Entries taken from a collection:
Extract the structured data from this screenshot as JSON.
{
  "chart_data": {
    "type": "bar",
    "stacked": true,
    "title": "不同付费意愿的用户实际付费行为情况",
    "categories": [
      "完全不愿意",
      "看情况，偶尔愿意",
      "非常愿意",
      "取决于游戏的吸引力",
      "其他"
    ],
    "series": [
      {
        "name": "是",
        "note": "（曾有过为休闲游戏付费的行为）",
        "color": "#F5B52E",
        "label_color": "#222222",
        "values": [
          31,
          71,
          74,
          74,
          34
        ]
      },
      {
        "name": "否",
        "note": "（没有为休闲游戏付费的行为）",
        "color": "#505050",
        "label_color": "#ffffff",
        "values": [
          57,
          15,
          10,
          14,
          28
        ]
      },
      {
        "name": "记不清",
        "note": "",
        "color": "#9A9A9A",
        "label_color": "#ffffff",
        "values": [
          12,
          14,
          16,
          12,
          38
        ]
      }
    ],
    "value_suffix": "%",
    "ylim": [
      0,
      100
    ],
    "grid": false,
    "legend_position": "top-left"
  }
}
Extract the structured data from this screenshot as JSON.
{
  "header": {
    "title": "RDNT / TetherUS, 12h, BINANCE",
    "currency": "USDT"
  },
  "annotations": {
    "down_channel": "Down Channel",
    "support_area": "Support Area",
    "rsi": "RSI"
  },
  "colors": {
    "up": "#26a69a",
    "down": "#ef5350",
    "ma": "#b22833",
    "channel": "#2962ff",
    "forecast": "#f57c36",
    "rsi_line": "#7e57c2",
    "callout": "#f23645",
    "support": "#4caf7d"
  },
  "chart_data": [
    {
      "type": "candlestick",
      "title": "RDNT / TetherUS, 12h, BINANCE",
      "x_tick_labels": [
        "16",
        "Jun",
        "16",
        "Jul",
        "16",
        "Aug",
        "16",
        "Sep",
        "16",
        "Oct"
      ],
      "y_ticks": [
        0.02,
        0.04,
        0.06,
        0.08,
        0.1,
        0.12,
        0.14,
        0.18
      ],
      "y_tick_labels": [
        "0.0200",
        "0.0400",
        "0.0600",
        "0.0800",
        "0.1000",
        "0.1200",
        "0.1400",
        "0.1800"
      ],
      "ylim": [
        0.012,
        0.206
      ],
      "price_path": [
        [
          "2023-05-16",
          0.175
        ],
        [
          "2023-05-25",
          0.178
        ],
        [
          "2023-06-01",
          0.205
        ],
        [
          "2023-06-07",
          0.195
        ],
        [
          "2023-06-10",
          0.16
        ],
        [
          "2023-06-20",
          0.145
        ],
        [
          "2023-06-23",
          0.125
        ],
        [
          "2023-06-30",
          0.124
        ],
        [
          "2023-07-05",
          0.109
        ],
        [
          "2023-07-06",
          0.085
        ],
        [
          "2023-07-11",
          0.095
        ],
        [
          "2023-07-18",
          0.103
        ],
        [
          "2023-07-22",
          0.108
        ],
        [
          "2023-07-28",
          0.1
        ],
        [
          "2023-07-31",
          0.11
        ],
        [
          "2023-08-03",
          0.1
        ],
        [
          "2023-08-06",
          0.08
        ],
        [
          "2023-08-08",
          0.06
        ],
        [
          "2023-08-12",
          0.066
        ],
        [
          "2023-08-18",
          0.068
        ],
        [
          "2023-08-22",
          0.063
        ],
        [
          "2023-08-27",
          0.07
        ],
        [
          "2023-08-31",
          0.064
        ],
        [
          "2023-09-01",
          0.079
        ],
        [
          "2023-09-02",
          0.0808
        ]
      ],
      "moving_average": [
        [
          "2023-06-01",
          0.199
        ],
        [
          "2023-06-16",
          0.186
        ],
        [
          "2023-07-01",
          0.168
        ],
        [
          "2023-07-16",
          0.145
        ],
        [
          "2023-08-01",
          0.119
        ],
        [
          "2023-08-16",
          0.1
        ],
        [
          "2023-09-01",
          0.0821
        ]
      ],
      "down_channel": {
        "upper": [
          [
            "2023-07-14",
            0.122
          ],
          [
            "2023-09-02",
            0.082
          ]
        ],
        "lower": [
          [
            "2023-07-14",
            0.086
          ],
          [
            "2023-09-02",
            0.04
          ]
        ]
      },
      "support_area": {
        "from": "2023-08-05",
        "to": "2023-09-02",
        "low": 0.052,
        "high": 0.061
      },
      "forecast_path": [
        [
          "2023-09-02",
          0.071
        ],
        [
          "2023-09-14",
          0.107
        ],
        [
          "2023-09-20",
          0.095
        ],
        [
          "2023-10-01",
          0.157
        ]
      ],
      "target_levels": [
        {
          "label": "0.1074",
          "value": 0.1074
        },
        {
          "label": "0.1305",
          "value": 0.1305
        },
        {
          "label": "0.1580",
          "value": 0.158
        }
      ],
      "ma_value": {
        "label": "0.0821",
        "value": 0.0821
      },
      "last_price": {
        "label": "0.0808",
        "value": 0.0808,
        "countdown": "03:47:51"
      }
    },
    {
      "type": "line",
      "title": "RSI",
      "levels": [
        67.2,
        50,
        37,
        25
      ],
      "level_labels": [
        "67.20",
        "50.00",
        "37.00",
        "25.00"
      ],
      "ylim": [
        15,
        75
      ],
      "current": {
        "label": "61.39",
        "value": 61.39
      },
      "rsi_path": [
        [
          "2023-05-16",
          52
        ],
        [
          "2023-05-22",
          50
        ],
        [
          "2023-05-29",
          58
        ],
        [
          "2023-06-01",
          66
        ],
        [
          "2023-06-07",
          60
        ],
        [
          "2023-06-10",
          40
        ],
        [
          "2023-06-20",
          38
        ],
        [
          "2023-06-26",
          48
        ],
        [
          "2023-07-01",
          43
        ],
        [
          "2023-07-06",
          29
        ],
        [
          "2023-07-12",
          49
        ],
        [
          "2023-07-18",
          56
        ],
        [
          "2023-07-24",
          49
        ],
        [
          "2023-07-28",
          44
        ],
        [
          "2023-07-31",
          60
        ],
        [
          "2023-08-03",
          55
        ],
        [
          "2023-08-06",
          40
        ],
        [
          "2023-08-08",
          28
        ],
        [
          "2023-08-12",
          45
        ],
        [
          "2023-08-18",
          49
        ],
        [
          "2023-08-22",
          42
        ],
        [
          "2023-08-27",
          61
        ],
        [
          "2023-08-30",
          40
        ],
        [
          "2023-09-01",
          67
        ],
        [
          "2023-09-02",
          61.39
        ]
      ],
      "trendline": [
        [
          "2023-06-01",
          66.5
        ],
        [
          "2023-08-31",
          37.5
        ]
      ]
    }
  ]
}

EXERCISE DESCRIPTION: Using the listing above, gather each line that holds the string "BINANCE" and copy it.

WRITTEN ANSWER:
    "title": "RDNT / TetherUS, 12h, BINANCE",
      "title": "RDNT / TetherUS, 12h, BINANCE",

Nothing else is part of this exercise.